Element location listings
>>

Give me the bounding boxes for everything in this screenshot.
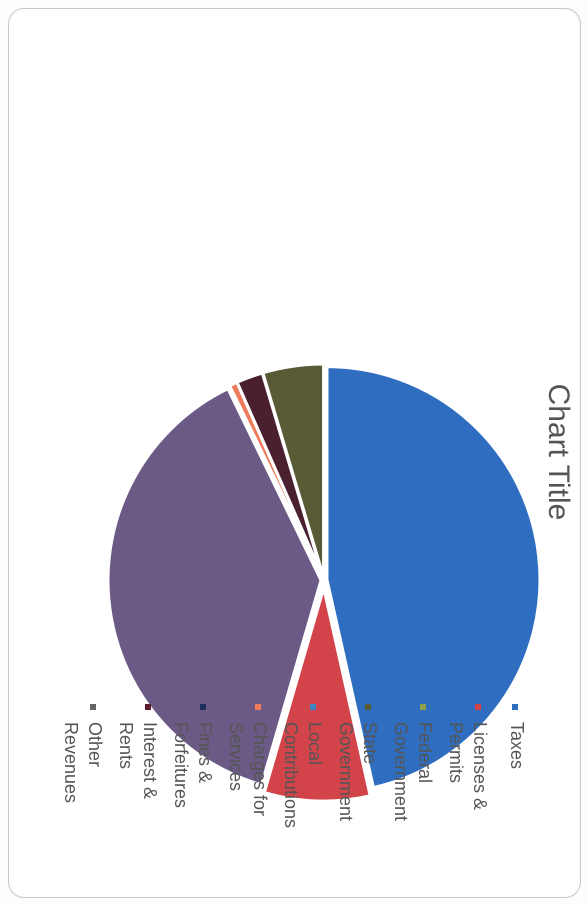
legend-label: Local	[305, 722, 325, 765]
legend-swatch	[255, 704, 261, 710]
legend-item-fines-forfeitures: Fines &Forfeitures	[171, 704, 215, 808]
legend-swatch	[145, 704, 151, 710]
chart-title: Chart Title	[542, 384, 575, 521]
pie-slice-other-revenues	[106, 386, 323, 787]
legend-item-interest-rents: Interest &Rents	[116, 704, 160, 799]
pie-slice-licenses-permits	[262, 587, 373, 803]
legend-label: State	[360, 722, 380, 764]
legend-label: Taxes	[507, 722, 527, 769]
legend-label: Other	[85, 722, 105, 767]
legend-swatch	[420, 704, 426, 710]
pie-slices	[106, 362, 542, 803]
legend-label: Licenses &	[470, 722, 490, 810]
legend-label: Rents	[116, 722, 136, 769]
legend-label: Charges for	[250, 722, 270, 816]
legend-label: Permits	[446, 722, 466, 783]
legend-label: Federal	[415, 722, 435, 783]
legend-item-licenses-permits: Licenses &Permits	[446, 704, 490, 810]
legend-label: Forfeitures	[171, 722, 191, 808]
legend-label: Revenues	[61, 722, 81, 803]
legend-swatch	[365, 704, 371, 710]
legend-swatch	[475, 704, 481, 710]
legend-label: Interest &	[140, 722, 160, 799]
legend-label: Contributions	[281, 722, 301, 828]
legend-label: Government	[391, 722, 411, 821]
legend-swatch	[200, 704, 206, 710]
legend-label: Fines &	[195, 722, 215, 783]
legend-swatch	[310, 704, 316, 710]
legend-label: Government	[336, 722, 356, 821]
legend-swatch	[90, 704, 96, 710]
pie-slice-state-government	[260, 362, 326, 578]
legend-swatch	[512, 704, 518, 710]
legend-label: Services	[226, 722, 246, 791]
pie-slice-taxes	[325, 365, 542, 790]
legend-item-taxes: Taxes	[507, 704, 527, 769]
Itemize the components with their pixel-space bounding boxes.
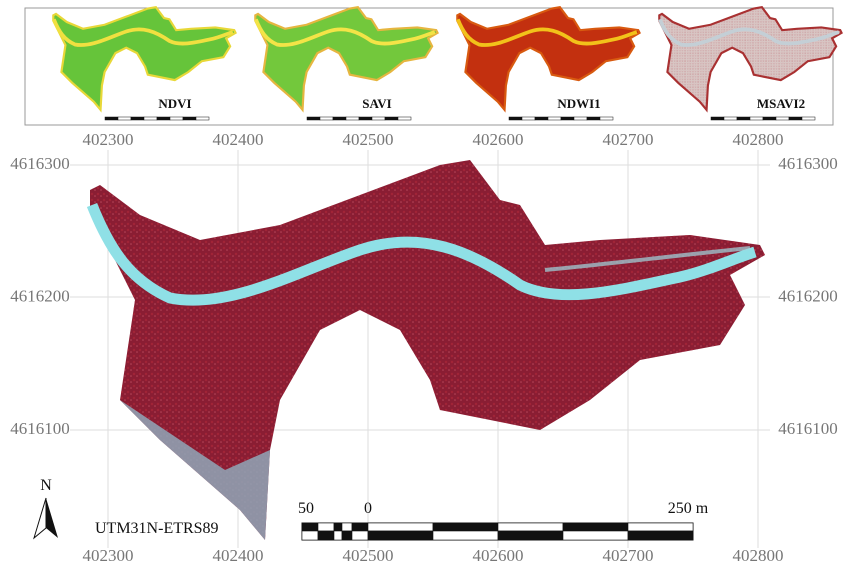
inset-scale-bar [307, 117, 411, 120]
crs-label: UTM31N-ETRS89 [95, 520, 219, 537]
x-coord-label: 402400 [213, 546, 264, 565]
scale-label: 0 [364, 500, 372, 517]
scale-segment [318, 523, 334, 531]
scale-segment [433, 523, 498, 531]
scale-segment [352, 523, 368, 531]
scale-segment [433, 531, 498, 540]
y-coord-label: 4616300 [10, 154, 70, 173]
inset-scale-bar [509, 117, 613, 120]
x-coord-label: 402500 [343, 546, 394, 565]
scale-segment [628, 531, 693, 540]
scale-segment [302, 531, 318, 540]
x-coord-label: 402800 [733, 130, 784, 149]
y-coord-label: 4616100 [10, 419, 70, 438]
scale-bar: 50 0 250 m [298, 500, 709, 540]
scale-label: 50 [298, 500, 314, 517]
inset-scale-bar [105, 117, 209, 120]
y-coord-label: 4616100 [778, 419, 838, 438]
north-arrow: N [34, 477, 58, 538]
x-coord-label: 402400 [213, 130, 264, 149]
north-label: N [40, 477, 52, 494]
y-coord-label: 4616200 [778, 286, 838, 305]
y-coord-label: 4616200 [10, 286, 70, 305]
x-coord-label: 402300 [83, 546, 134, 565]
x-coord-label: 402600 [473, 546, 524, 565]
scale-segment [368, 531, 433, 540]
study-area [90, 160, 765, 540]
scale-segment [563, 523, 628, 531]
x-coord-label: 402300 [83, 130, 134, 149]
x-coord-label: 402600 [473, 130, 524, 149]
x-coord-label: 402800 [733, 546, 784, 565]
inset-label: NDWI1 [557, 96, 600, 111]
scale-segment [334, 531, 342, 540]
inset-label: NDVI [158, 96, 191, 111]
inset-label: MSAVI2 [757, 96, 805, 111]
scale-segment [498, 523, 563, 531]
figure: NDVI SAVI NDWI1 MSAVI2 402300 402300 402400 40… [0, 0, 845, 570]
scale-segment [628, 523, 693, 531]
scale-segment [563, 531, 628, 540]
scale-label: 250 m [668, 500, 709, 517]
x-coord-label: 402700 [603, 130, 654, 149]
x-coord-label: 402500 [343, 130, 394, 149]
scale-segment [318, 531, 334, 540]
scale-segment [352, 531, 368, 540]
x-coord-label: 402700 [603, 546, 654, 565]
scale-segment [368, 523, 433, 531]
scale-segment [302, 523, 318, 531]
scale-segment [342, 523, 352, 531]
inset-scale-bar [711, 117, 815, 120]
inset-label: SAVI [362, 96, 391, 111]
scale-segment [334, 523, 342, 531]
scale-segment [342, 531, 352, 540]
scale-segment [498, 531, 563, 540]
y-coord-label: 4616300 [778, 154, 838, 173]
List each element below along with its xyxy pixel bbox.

<<
>>

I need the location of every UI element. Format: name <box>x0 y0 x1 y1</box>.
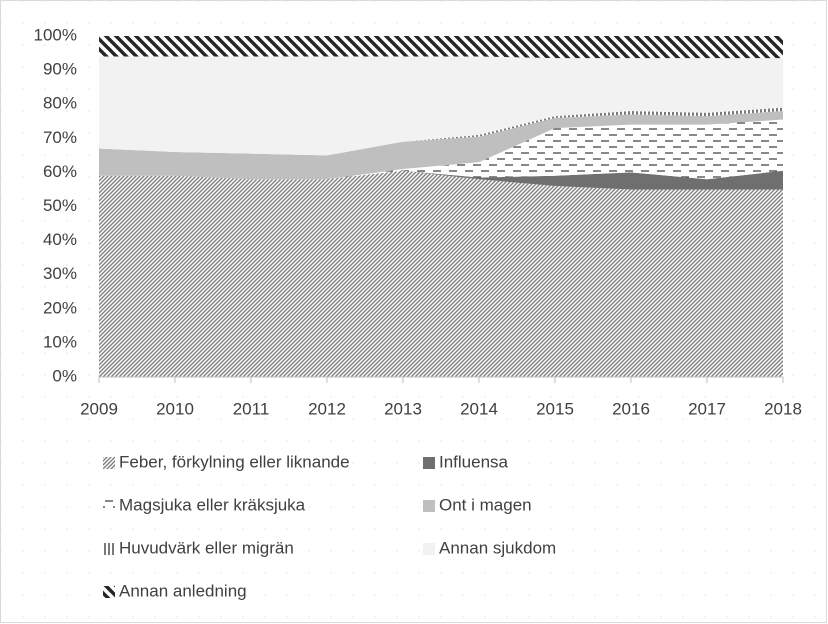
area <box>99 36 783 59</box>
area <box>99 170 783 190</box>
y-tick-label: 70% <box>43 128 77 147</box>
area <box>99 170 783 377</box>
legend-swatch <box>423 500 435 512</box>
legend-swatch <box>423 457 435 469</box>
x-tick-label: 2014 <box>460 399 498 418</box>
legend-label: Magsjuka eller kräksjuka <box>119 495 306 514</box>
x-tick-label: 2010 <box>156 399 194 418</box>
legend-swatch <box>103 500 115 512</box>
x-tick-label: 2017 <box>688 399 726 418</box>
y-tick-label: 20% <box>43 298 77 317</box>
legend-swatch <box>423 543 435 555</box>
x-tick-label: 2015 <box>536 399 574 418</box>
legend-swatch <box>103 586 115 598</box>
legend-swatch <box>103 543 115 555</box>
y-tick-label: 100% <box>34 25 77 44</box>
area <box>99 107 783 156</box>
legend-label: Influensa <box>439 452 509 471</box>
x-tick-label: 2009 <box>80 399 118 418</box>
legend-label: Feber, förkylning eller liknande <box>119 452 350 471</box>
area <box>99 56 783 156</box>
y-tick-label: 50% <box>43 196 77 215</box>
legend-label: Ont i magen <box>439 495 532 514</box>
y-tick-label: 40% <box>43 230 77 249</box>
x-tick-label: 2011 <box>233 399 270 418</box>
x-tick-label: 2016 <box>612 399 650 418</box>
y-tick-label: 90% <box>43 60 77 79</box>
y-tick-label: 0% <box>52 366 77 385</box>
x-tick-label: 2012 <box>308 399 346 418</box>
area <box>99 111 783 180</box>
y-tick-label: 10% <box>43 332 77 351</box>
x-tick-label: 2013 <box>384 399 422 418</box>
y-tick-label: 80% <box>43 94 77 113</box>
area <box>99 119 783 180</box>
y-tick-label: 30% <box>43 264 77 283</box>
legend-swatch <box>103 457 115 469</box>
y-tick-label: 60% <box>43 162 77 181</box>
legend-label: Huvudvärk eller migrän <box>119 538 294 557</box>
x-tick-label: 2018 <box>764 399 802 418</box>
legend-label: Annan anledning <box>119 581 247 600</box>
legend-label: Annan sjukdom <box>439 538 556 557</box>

<<
>>

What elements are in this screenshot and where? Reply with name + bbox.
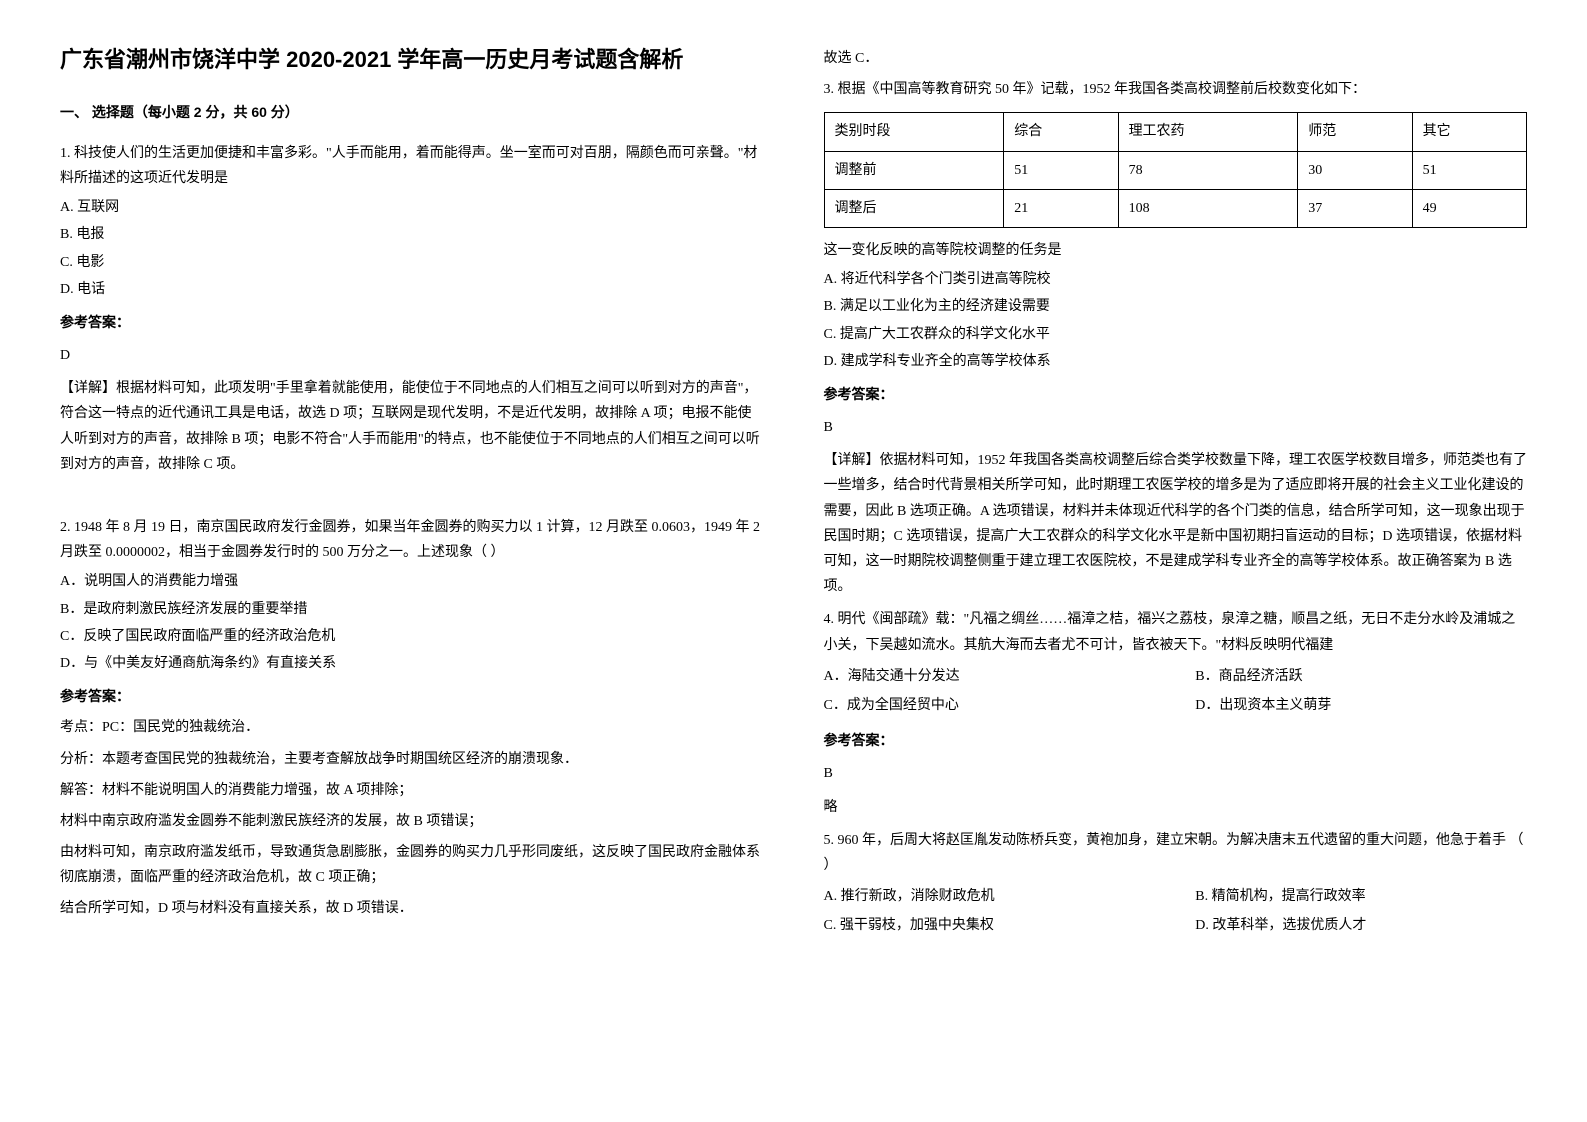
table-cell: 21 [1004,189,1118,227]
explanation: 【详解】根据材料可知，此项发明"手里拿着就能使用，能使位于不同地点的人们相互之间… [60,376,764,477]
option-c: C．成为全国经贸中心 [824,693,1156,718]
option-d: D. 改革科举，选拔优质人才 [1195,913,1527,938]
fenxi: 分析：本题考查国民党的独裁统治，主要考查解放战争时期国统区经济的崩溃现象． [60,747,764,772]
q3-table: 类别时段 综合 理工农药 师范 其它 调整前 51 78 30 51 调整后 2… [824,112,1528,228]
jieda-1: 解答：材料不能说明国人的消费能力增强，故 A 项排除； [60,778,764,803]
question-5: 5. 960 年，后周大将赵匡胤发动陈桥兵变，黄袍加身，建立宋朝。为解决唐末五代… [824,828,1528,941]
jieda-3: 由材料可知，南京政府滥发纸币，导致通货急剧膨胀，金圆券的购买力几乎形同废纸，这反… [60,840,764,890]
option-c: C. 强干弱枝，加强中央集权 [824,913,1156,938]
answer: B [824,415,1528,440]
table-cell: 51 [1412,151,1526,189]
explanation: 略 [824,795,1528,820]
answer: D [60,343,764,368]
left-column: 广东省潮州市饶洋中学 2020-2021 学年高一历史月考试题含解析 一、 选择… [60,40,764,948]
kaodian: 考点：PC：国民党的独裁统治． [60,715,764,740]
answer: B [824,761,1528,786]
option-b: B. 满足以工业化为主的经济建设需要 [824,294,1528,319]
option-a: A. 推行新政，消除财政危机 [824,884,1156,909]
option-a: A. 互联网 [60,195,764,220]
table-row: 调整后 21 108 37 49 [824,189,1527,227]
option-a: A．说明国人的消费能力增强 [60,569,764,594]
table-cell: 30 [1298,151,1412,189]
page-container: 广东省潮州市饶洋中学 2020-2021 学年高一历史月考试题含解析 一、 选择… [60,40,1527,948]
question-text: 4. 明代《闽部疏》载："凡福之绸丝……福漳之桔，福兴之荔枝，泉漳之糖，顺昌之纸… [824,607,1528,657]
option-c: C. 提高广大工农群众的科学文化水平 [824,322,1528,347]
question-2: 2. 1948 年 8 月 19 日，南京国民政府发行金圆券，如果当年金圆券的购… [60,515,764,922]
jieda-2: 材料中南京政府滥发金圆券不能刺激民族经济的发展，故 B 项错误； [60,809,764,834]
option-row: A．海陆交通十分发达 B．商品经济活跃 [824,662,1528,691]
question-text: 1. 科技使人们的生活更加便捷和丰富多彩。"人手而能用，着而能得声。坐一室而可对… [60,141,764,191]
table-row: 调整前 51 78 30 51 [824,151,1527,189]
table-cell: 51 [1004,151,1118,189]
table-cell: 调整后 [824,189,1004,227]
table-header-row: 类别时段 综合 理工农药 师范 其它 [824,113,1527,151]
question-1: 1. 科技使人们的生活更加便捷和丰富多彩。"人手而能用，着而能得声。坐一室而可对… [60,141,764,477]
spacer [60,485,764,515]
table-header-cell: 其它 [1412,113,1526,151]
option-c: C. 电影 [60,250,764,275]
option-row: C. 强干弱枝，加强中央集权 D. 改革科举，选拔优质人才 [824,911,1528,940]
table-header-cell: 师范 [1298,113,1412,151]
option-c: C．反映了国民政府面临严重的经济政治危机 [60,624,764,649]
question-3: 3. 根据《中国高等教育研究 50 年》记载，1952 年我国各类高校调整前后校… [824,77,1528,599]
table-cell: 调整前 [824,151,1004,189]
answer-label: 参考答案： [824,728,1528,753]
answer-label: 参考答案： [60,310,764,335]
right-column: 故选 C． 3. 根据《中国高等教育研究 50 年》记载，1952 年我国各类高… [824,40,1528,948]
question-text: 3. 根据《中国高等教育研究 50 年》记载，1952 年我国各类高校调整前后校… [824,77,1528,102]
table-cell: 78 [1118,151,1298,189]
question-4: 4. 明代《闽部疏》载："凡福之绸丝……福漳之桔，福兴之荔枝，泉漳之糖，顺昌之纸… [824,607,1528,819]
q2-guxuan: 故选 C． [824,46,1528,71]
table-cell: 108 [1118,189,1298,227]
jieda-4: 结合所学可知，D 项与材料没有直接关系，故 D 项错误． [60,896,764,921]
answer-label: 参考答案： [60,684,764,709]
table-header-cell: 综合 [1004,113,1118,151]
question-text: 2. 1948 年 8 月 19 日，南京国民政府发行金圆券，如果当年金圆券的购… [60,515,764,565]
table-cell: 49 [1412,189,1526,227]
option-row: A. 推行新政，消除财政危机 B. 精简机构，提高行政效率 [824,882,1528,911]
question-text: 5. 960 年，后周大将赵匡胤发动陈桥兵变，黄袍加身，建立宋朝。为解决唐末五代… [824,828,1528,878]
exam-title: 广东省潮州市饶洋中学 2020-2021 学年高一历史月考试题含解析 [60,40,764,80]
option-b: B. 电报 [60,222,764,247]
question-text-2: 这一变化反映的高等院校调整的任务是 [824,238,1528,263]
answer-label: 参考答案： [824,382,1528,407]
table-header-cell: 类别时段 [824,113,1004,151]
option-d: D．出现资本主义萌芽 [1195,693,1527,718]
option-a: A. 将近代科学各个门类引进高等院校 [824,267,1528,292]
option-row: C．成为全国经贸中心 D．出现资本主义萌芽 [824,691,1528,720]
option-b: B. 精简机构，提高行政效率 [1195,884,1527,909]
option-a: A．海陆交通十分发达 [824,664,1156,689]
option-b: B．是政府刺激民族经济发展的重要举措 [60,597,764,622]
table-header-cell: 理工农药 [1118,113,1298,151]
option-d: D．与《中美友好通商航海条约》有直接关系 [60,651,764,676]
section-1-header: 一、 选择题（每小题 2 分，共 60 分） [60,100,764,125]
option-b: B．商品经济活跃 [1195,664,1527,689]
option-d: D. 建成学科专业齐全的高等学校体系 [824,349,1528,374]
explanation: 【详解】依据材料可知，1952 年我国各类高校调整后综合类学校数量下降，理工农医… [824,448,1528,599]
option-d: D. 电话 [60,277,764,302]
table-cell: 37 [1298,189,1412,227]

<<

■ **Exercise requirements**
Print the data lines verbatim, beginning with the line that has "table-cell: 21 [1004,189,1118,227]" and stopping after the line that has "table-cell: 51 [1412,151,1526,189]".

■ **Solution for this problem**
table-cell: 21 [1004,189,1118,227]
explanation: 【详解】根据材料可知，此项发明"手里拿着就能使用，能使位于不同地点的人们相互之间… [60,376,764,477]
option-c: C．成为全国经贸中心 [824,693,1156,718]
option-d: D. 改革科举，选拔优质人才 [1195,913,1527,938]
fenxi: 分析：本题考查国民党的独裁统治，主要考查解放战争时期国统区经济的崩溃现象． [60,747,764,772]
q3-table: 类别时段 综合 理工农药 师范 其它 调整前 51 78 30 51 调整后 2… [824,112,1528,228]
jieda-1: 解答：材料不能说明国人的消费能力增强，故 A 项排除； [60,778,764,803]
question-5: 5. 960 年，后周大将赵匡胤发动陈桥兵变，黄袍加身，建立宋朝。为解决唐末五代… [824,828,1528,941]
jieda-3: 由材料可知，南京政府滥发纸币，导致通货急剧膨胀，金圆券的购买力几乎形同废纸，这反… [60,840,764,890]
option-c: C. 强干弱枝，加强中央集权 [824,913,1156,938]
answer: B [824,415,1528,440]
table-cell: 51 [1412,151,1526,189]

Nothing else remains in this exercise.